### Exercise
Look through the material below for "labels". Copy every line that contains it.

### Data excerpts
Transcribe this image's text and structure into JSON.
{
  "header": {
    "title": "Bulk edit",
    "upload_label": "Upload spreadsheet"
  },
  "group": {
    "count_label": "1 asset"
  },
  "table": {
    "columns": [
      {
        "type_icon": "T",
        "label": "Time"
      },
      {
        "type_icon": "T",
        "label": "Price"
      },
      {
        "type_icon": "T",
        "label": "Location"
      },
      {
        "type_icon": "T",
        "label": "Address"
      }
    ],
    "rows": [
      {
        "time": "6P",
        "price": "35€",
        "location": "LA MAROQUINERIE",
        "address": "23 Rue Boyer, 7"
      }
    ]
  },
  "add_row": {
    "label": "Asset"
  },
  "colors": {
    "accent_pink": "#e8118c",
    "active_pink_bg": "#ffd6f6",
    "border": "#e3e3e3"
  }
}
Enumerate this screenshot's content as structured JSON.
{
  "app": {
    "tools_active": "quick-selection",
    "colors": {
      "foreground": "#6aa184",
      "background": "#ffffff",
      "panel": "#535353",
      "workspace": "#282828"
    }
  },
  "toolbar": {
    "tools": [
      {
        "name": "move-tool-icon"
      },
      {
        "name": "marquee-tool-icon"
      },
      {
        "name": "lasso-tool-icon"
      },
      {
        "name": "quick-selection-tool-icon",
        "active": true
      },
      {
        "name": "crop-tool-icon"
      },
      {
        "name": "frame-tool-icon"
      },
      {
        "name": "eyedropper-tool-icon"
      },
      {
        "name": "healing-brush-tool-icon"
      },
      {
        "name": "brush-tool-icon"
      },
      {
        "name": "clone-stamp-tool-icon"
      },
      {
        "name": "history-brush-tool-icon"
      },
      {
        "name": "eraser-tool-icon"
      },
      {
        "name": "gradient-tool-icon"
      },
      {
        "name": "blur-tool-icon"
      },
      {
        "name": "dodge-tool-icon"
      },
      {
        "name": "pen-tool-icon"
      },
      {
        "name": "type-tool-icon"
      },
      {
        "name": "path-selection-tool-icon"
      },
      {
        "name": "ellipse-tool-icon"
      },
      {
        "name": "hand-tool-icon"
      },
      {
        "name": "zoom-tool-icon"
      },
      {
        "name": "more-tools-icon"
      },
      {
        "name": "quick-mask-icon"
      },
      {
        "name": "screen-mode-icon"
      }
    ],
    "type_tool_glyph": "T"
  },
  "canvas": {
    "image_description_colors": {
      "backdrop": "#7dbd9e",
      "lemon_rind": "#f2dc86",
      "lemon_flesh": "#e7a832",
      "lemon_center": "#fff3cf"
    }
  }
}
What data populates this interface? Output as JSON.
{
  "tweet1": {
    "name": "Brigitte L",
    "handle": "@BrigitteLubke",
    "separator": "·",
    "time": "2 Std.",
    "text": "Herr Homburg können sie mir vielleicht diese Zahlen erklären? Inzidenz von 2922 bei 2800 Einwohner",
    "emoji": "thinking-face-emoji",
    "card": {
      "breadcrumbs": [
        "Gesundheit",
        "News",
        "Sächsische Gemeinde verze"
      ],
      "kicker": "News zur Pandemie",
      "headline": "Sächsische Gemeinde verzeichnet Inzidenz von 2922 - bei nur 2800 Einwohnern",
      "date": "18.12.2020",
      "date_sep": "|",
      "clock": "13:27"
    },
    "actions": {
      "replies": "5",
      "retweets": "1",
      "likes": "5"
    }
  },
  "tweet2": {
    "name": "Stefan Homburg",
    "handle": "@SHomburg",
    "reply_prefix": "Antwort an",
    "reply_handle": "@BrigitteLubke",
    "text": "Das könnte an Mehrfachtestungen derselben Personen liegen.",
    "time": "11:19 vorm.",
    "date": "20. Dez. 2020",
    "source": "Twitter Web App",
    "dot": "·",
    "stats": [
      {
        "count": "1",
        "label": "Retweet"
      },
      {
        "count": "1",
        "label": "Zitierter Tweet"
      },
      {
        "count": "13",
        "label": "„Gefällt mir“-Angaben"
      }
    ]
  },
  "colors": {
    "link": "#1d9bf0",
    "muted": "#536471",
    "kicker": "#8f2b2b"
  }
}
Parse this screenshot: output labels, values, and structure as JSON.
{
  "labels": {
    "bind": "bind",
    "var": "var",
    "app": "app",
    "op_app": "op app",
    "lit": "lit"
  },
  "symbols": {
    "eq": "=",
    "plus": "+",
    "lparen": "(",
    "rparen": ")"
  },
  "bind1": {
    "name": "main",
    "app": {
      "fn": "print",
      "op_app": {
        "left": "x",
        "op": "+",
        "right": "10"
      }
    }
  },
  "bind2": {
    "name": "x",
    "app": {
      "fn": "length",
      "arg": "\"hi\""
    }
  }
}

### Correct output
Parse this screenshot: output labels, values, and structure as JSON.
  "labels": {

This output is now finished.